## Work to complete
Count, in the entries below, the lines in which "confidently" occurs. Give the number, nothing more.

## Supplied data
━━━

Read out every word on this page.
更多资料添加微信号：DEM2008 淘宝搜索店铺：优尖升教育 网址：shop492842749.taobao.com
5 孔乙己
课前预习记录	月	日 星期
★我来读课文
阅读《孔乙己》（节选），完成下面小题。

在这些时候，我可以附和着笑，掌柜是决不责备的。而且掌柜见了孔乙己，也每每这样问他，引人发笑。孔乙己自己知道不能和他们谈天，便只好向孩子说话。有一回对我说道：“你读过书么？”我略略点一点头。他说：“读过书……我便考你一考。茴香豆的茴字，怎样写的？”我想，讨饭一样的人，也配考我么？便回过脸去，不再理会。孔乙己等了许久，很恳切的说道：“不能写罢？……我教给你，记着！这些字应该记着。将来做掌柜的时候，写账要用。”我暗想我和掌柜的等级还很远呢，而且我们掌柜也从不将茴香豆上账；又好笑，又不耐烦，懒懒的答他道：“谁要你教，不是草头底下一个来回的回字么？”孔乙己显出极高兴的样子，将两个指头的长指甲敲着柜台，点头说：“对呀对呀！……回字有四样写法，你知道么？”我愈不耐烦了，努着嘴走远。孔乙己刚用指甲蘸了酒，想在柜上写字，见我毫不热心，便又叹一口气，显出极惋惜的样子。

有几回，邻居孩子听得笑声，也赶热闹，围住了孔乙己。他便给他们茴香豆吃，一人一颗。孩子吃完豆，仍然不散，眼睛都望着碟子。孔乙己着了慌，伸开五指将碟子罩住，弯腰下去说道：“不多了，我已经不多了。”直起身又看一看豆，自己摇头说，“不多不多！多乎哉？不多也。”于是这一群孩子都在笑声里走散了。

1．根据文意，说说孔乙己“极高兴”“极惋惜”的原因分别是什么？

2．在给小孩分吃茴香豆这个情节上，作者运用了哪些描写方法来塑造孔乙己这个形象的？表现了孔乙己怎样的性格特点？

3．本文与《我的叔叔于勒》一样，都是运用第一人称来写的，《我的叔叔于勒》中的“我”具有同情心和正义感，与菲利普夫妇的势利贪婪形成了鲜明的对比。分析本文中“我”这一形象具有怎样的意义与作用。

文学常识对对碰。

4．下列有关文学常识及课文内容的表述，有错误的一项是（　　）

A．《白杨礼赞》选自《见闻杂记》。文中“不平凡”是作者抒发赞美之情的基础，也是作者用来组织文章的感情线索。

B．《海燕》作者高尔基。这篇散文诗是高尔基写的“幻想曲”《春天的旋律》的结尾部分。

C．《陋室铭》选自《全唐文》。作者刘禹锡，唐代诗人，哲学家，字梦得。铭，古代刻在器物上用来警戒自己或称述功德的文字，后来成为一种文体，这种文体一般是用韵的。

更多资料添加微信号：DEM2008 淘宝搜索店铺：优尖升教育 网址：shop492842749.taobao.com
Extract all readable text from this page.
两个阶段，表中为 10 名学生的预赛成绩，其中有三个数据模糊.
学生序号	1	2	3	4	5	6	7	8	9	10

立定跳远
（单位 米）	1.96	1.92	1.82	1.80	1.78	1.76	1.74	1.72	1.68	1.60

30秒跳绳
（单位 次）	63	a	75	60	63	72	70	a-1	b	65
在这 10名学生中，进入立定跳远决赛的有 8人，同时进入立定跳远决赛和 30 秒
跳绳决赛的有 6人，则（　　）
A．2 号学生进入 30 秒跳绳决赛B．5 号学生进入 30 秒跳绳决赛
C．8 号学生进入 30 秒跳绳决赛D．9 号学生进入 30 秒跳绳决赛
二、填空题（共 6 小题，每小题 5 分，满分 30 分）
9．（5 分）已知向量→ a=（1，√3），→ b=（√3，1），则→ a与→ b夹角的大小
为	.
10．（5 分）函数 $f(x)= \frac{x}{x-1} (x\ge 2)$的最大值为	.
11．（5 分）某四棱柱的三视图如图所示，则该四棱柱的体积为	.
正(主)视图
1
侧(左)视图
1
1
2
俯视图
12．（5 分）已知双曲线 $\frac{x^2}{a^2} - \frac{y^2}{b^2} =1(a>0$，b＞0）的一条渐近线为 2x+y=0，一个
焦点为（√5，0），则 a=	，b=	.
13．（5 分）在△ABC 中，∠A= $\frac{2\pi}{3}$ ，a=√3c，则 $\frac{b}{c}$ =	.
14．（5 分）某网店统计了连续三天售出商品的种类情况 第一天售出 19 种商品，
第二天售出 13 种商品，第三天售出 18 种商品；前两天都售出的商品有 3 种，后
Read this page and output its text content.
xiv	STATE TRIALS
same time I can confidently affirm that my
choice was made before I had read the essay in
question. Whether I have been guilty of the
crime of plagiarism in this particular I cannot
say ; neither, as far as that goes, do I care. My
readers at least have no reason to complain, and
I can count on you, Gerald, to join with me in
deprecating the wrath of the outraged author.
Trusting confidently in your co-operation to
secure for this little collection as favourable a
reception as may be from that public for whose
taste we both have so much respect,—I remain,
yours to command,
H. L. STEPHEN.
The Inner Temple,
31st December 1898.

━━━

## Result for this task
2